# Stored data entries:

------------------------------------------------------------------------

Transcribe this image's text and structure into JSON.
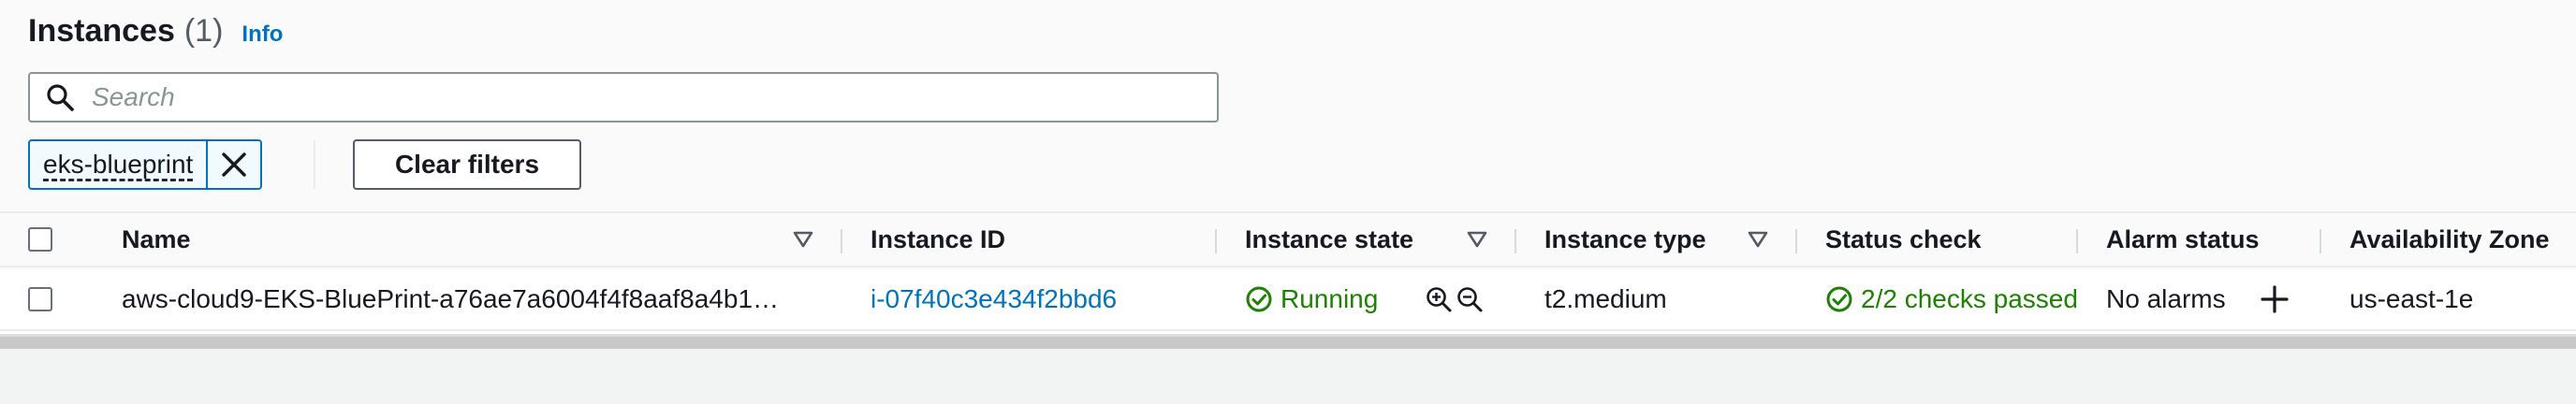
{
  "header": {
    "title": "Instances",
    "count": "(1)",
    "info": "Info"
  },
  "search": {
    "placeholder": "Search",
    "value": ""
  },
  "filters": {
    "token": "eks-blueprint",
    "clear_label": "Clear filters"
  },
  "columns": [
    "Name",
    "Instance ID",
    "Instance state",
    "Instance type",
    "Status check",
    "Alarm status",
    "Availability Zone"
  ],
  "rows": [
    {
      "name": "aws-cloud9-EKS-BluePrint-a76ae7a6004f4f8aaf8a4b1…",
      "instance_id": "i-07f40c3e434f2bbd6",
      "state": "Running",
      "type": "t2.medium",
      "status_check": "2/2 checks passed",
      "alarm_status": "No alarms",
      "az": "us-east-1e"
    }
  ],
  "colors": {
    "link": "#0073bb",
    "success": "#1d8102",
    "border": "#879596"
  },
  "icons": [
    "search-icon",
    "close-icon",
    "sort-caret-icon",
    "check-circle-icon",
    "zoom-in-icon",
    "zoom-out-icon",
    "plus-icon"
  ]
}
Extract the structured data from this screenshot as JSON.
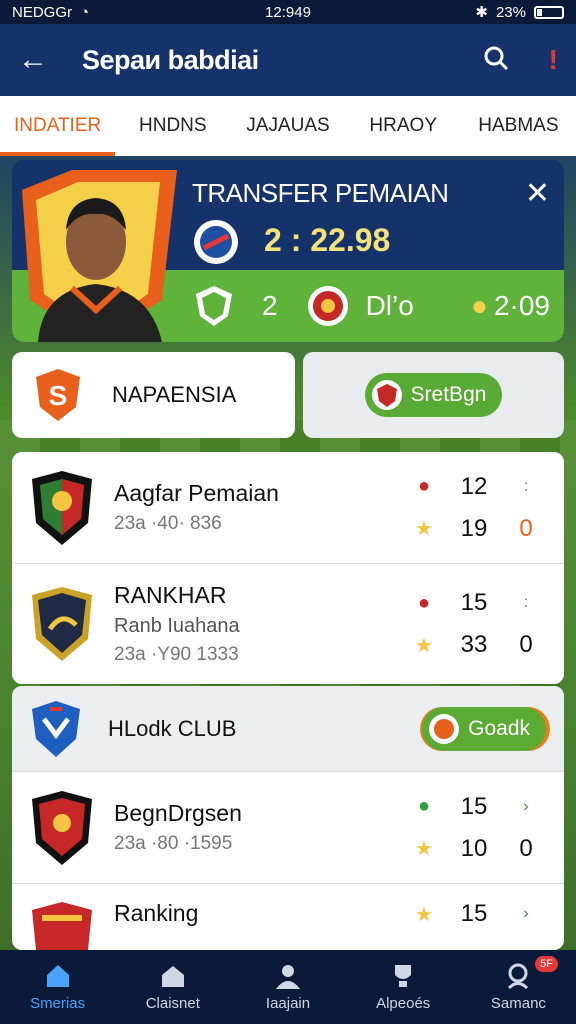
{
  "status": {
    "left_text": "NEDGGr",
    "time": "12:949",
    "battery": "23%"
  },
  "appbar": {
    "title": "Sepaи babdiai"
  },
  "tabs": [
    {
      "label": "INDATIER",
      "active": true
    },
    {
      "label": "HNDNS"
    },
    {
      "label": "JAJAUAS"
    },
    {
      "label": "HRAOY"
    },
    {
      "label": "HABMAS"
    }
  ],
  "transfer": {
    "title": "TRANSFER PEMAIAN",
    "score": "2 : 22.98",
    "left_num": "2",
    "mid_text": "Dl’o",
    "right_val": "2·09"
  },
  "sections": {
    "nap": {
      "label": "NAPAENSIA",
      "pill": "SretBgn"
    },
    "club": {
      "label": "HLodk CLUB",
      "pill": "Goadk"
    }
  },
  "rows": [
    {
      "name": "Aagfar Pemaian",
      "sub": "23a ·40· 836",
      "top_num": "12",
      "bottom_num": "19",
      "bottom_side": "0",
      "top_side": ":"
    },
    {
      "name": "RANKHAR",
      "name2": "Ranb Iuahana",
      "sub": "23a ·Y90 1333",
      "top_num": "15",
      "bottom_num": "33",
      "bottom_side": "0",
      "top_side": ":"
    },
    {
      "name": "BegnDrgsen",
      "sub": "23a ·80 ·1595",
      "top_num": "15",
      "bottom_num": "10",
      "bottom_side": "0",
      "top_side": "›"
    },
    {
      "name": "Ranking",
      "sub": "",
      "top_num": "15",
      "bottom_num": "",
      "bottom_side": "",
      "top_side": "›"
    }
  ],
  "nav": [
    {
      "label": "Smerias",
      "icon": "home-icon",
      "active": true
    },
    {
      "label": "Claisnet",
      "icon": "stadium-icon"
    },
    {
      "label": "Iaajain",
      "icon": "players-icon"
    },
    {
      "label": "Alpeoés",
      "icon": "trophy-icon"
    },
    {
      "label": "Samanc",
      "icon": "profile-icon",
      "badge": "5F"
    }
  ],
  "colors": {
    "accent": "#e8601c",
    "navy": "#15336a",
    "green": "#5fb33a"
  }
}
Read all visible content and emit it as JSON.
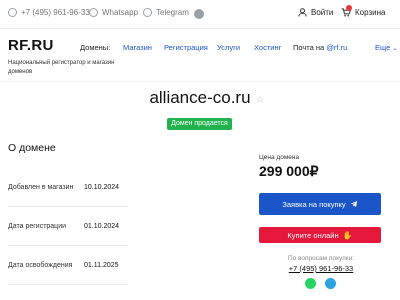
{
  "topbar": {
    "phone": "+7 (495) 961-96-33",
    "whatsapp": "Whatsapp",
    "telegram": "Telegram",
    "login": "Войти",
    "cart": "Корзина"
  },
  "header": {
    "logo": "RF.RU",
    "logo_sub": "Национальный регистратор и магазин доменов",
    "nav": {
      "domains": "Домены:",
      "shop": "Магазин",
      "registration": "Регистрация",
      "services": "Услуги",
      "hosting": "Хостинг",
      "mail_prefix": "Почта на ",
      "mail_link": "@rf.ru",
      "more": "Еще"
    }
  },
  "domain": {
    "name": "alliance-co.ru",
    "status": "Домен продается"
  },
  "about": {
    "title": "О домене",
    "rows": [
      {
        "label": "Добавлен в магазин",
        "value": "10.10.2024"
      },
      {
        "label": "Дата регистрации",
        "value": "01.10.2024"
      },
      {
        "label": "Дата освобождения",
        "value": "01.11.2025"
      }
    ]
  },
  "price_card": {
    "label": "Цена домена",
    "price": "299 000₽",
    "buy_request": "Заявка на покупку",
    "buy_online": "Купите онлайн",
    "questions": "По вопросам покупки:",
    "phone": "+7 (495) 961-96-33"
  },
  "colors": {
    "accent": "#1a56c9",
    "sale": "#21b24b",
    "buy_online": "#e5183c",
    "whatsapp": "#25d366",
    "telegram": "#2aa3e0"
  },
  "icons": [
    "phone-icon",
    "whatsapp-icon",
    "telegram-icon",
    "vk-icon",
    "user-icon",
    "cart-icon",
    "star-icon",
    "telegram-icon",
    "hand-icon",
    "whatsapp-icon",
    "telegram-icon"
  ]
}
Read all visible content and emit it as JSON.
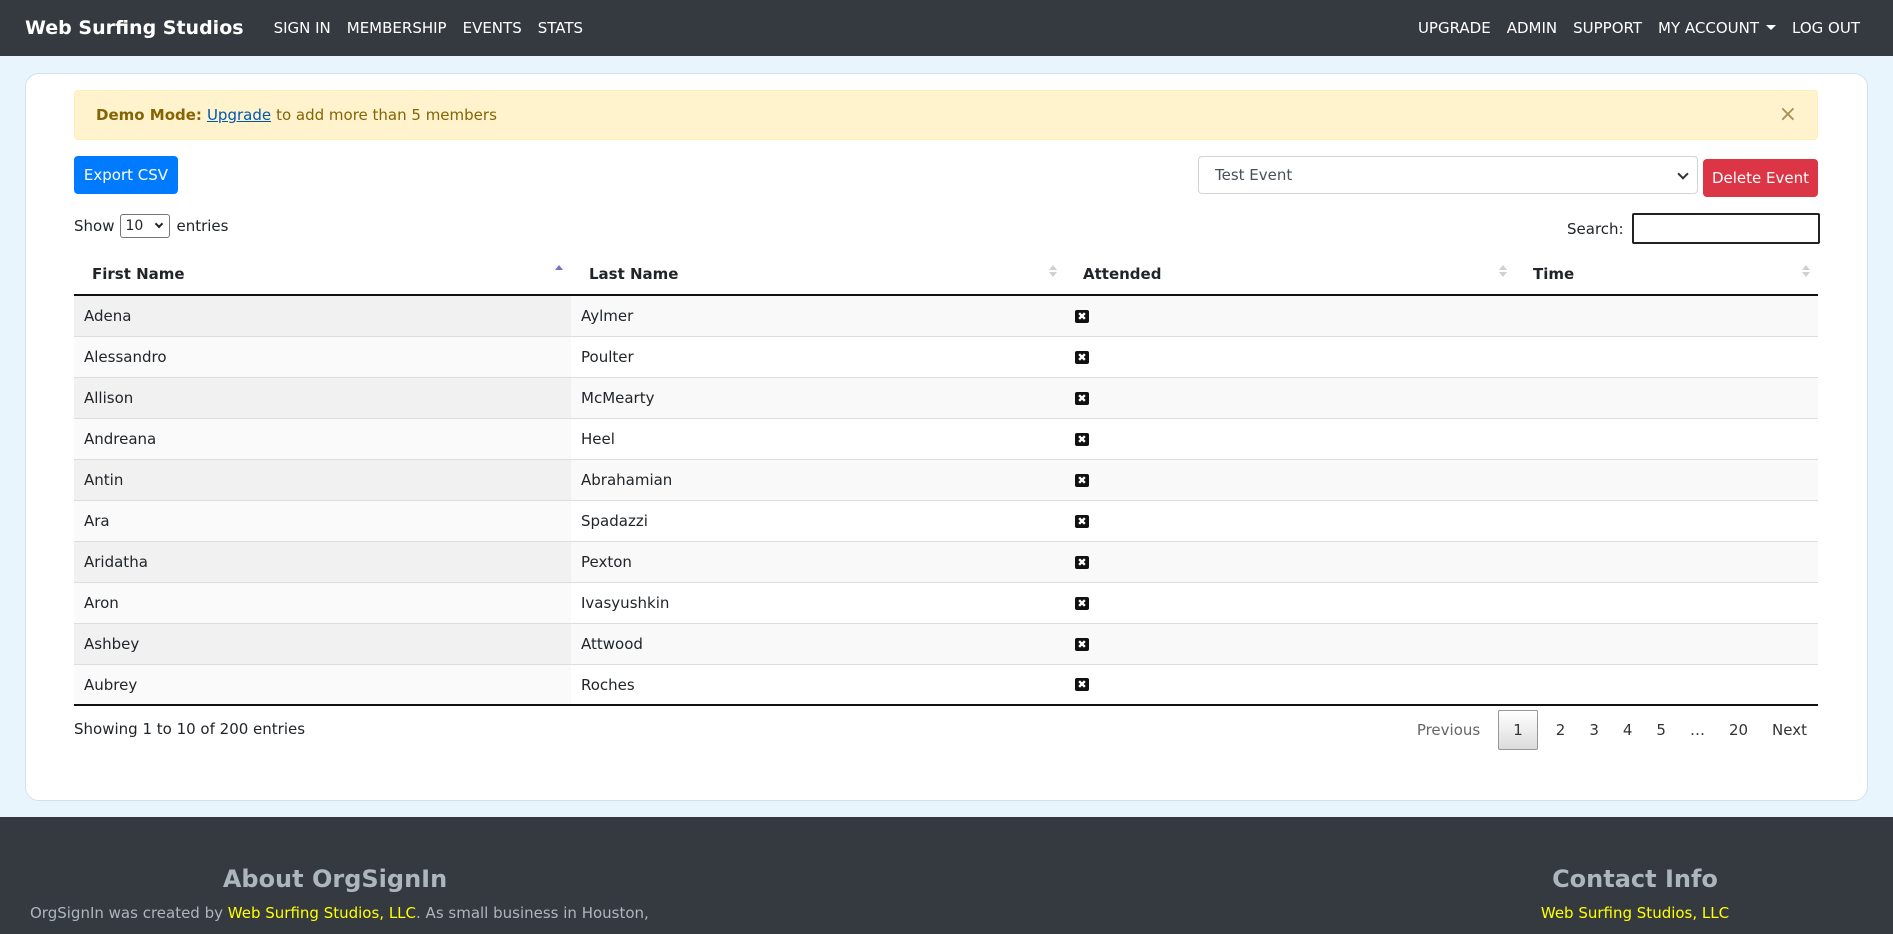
{
  "nav": {
    "brand": "Web Surfing Studios",
    "left": [
      "SIGN IN",
      "MEMBERSHIP",
      "EVENTS",
      "STATS"
    ],
    "right": [
      "UPGRADE",
      "ADMIN",
      "SUPPORT",
      "MY ACCOUNT",
      "LOG OUT"
    ]
  },
  "alert": {
    "bold": "Demo Mode:",
    "link": "Upgrade",
    "text": "to add more than 5 members",
    "close": "×"
  },
  "toolbar": {
    "export_label": "Export CSV",
    "event_selected": "Test Event",
    "delete_label": "Delete Event"
  },
  "length": {
    "show": "Show",
    "value": "10",
    "entries": "entries"
  },
  "search": {
    "label": "Search:",
    "value": ""
  },
  "table": {
    "columns": [
      "First Name",
      "Last Name",
      "Attended",
      "Time"
    ],
    "sorted_column": "First Name",
    "rows": [
      {
        "first": "Adena",
        "last": "Aylmer",
        "attended": "✖",
        "time": ""
      },
      {
        "first": "Alessandro",
        "last": "Poulter",
        "attended": "✖",
        "time": ""
      },
      {
        "first": "Allison",
        "last": "McMearty",
        "attended": "✖",
        "time": ""
      },
      {
        "first": "Andreana",
        "last": "Heel",
        "attended": "✖",
        "time": ""
      },
      {
        "first": "Antin",
        "last": "Abrahamian",
        "attended": "✖",
        "time": ""
      },
      {
        "first": "Ara",
        "last": "Spadazzi",
        "attended": "✖",
        "time": ""
      },
      {
        "first": "Aridatha",
        "last": "Pexton",
        "attended": "✖",
        "time": ""
      },
      {
        "first": "Aron",
        "last": "Ivasyushkin",
        "attended": "✖",
        "time": ""
      },
      {
        "first": "Ashbey",
        "last": "Attwood",
        "attended": "✖",
        "time": ""
      },
      {
        "first": "Aubrey",
        "last": "Roches",
        "attended": "✖",
        "time": ""
      }
    ]
  },
  "info": "Showing 1 to 10 of 200 entries",
  "pagination": {
    "previous": "Previous",
    "pages": [
      "1",
      "2",
      "3",
      "4",
      "5",
      "…",
      "20"
    ],
    "current": "1",
    "next": "Next"
  },
  "footer": {
    "about_title": "About OrgSignIn",
    "about_prefix": "OrgSignIn was created by",
    "about_link": "Web Surfing Studios, LLC",
    "about_suffix": ". As small business in Houston,",
    "contact_title": "Contact Info",
    "contact_link": "Web Surfing Studios, LLC"
  },
  "colors": {
    "navbar": "#343a40",
    "primary": "#007bff",
    "danger": "#dc3545",
    "alert_bg": "#fff3cd",
    "footer_link": "#ffff00"
  }
}
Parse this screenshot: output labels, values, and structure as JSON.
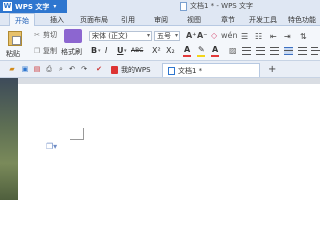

------------------------------------------------------------------------

# Requirements:
Using the data above, write out every line exactly, leaving the images behind.

# Output of the exercise:
Transcribe this image's text and structure into JSON.
{
  "header": {
    "title": "Instances",
    "count": "(1)",
    "info": "Info"
  },
  "search": {
    "placeholder": "Search",
    "value": ""
  },
  "filters": {
    "token": "eks-blueprint",
    "clear_label": "Clear filters"
  },
  "columns": [
    "Name",
    "Instance ID",
    "Instance state",
    "Instance type",
    "Status check",
    "Alarm status",
    "Availability Zone"
  ],
  "rows": [
    {
      "name": "aws-cloud9-EKS-BluePrint-a76ae7a6004f4f8aaf8a4b1…",
      "instance_id": "i-07f40c3e434f2bbd6",
      "state": "Running",
      "type": "t2.medium",
      "status_check": "2/2 checks passed",
      "alarm_status": "No alarms",
      "az": "us-east-1e"
    }
  ],
  "colors": {
    "link": "#0073bb",
    "success": "#1d8102",
    "border": "#879596"
  },
  "icons": [
    "search-icon",
    "close-icon",
    "sort-caret-icon",
    "check-circle-icon",
    "zoom-in-icon",
    "zoom-out-icon",
    "plus-icon"
  ]
}
Extract the structured data from this screenshot as JSON.
{
  "status": {
    "left_text": "NEDGGr",
    "time": "12:949",
    "battery": "23%"
  },
  "appbar": {
    "title": "Sepaи babdiai"
  },
  "tabs": [
    {
      "label": "INDATIER",
      "active": true
    },
    {
      "label": "HNDNS"
    },
    {
      "label": "JAJAUAS"
    },
    {
      "label": "HRAOY"
    },
    {
      "label": "HABMAS"
    }
  ],
  "transfer": {
    "title": "TRANSFER PEMAIAN",
    "score": "2 : 22.98",
    "left_num": "2",
    "mid_text": "Dl’o",
    "right_val": "2·09"
  },
  "sections": {
    "nap": {
      "label": "NAPAENSIA",
      "pill": "SretBgn"
    },
    "club": {
      "label": "HLodk CLUB",
      "pill": "Goadk"
    }
  },
  "rows": [
    {
      "name": "Aagfar Pemaian",
      "sub": "23a ·40· 836",
      "top_num": "12",
      "bottom_num": "19",
      "bottom_side": "0",
      "top_side": ":"
    },
    {
      "name": "RANKHAR",
      "name2": "Ranb Iuahana",
      "sub": "23a ·Y90 1333",
      "top_num": "15",
      "bottom_num": "33",
      "bottom_side": "0",
      "top_side": ":"
    },
    {
      "name": "BegnDrgsen",
      "sub": "23a ·80 ·1595",
      "top_num": "15",
      "bottom_num": "10",
      "bottom_side": "0",
      "top_side": "›"
    },
    {
      "name": "Ranking",
      "sub": "",
      "top_num": "15",
      "bottom_num": "",
      "bottom_side": "",
      "top_side": "›"
    }
  ],
  "nav": [
    {
      "label": "Smerias",
      "icon": "home-icon",
      "active": true
    },
    {
      "label": "Claisnet",
      "icon": "stadium-icon"
    },
    {
      "label": "Iaajain",
      "icon": "players-icon"
    },
    {
      "label": "Alpeoés",
      "icon": "trophy-icon"
    },
    {
      "label": "Samanc",
      "icon": "profile-icon",
      "badge": "5F"
    }
  ],
  "colors": {
    "accent": "#e8601c",
    "navy": "#15336a",
    "green": "#5fb33a"
  }
}
Read all visible content and emit it as JSON.
{
  "topbar": {
    "phone": "+7 (495) 961-96-33",
    "whatsapp": "Whatsapp",
    "telegram": "Telegram",
    "login": "Войти",
    "cart": "Корзина"
  },
  "header": {
    "logo": "RF.RU",
    "logo_sub": "Национальный регистратор и магазин доменов",
    "nav": {
      "domains": "Домены:",
      "shop": "Магазин",
      "registration": "Регистрация",
      "services": "Услуги",
      "hosting": "Хостинг",
      "mail_prefix": "Почта на ",
      "mail_link": "@rf.ru",
      "more": "Еще"
    }
  },
  "domain": {
    "name": "alliance-co.ru",
    "status": "Домен продается"
  },
  "about": {
    "title": "О домене",
    "rows": [
      {
        "label": "Добавлен в магазин",
        "value": "10.10.2024"
      },
      {
        "label": "Дата регистрации",
        "value": "01.10.2024"
      },
      {
        "label": "Дата освобождения",
        "value": "01.11.2025"
      }
    ]
  },
  "price_card": {
    "label": "Цена домена",
    "price": "299 000₽",
    "buy_request": "Заявка на покупку",
    "buy_online": "Купите онлайн",
    "questions": "По вопросам покупки:",
    "phone": "+7 (495) 961-96-33"
  },
  "colors": {
    "accent": "#1a56c9",
    "sale": "#21b24b",
    "buy_online": "#e5183c",
    "whatsapp": "#25d366",
    "telegram": "#2aa3e0"
  },
  "icons": [
    "phone-icon",
    "whatsapp-icon",
    "telegram-icon",
    "vk-icon",
    "user-icon",
    "cart-icon",
    "star-icon",
    "telegram-icon",
    "hand-icon",
    "whatsapp-icon",
    "telegram-icon"
  ]
}
Read all visible content and emit it as JSON.
{
  "nav": {
    "brand": "Web Surfing Studios",
    "left": [
      "SIGN IN",
      "MEMBERSHIP",
      "EVENTS",
      "STATS"
    ],
    "right": [
      "UPGRADE",
      "ADMIN",
      "SUPPORT",
      "MY ACCOUNT",
      "LOG OUT"
    ]
  },
  "alert": {
    "bold": "Demo Mode:",
    "link": "Upgrade",
    "text": "to add more than 5 members",
    "close": "×"
  },
  "toolbar": {
    "export_label": "Export CSV",
    "event_selected": "Test Event",
    "delete_label": "Delete Event"
  },
  "length": {
    "show": "Show",
    "value": "10",
    "entries": "entries"
  },
  "search": {
    "label": "Search:",
    "value": ""
  },
  "table": {
    "columns": [
      "First Name",
      "Last Name",
      "Attended",
      "Time"
    ],
    "sorted_column": "First Name",
    "rows": [
      {
        "first": "Adena",
        "last": "Aylmer",
        "attended": "✖",
        "time": ""
      },
      {
        "first": "Alessandro",
        "last": "Poulter",
        "attended": "✖",
        "time": ""
      },
      {
        "first": "Allison",
        "last": "McMearty",
        "attended": "✖",
        "time": ""
      },
      {
        "first": "Andreana",
        "last": "Heel",
        "attended": "✖",
        "time": ""
      },
      {
        "first": "Antin",
        "last": "Abrahamian",
        "attended": "✖",
        "time": ""
      },
      {
        "first": "Ara",
        "last": "Spadazzi",
        "attended": "✖",
        "time": ""
      },
      {
        "first": "Aridatha",
        "last": "Pexton",
        "attended": "✖",
        "time": ""
      },
      {
        "first": "Aron",
        "last": "Ivasyushkin",
        "attended": "✖",
        "time": ""
      },
      {
        "first": "Ashbey",
        "last": "Attwood",
        "attended": "✖",
        "time": ""
      },
      {
        "first": "Aubrey",
        "last": "Roches",
        "attended": "✖",
        "time": ""
      }
    ]
  },
  "info": "Showing 1 to 10 of 200 entries",
  "pagination": {
    "previous": "Previous",
    "pages": [
      "1",
      "2",
      "3",
      "4",
      "5",
      "…",
      "20"
    ],
    "current": "1",
    "next": "Next"
  },
  "footer": {
    "about_title": "About OrgSignIn",
    "about_prefix": "OrgSignIn was created by",
    "about_link": "Web Surfing Studios, LLC",
    "about_suffix": ". As small business in Houston,",
    "contact_title": "Contact Info",
    "contact_link": "Web Surfing Studios, LLC"
  },
  "colors": {
    "navbar": "#343a40",
    "primary": "#007bff",
    "danger": "#dc3545",
    "alert_bg": "#fff3cd",
    "footer_link": "#ffff00"
  }
}
Parse this screenshot: output labels, values, and structure as JSON.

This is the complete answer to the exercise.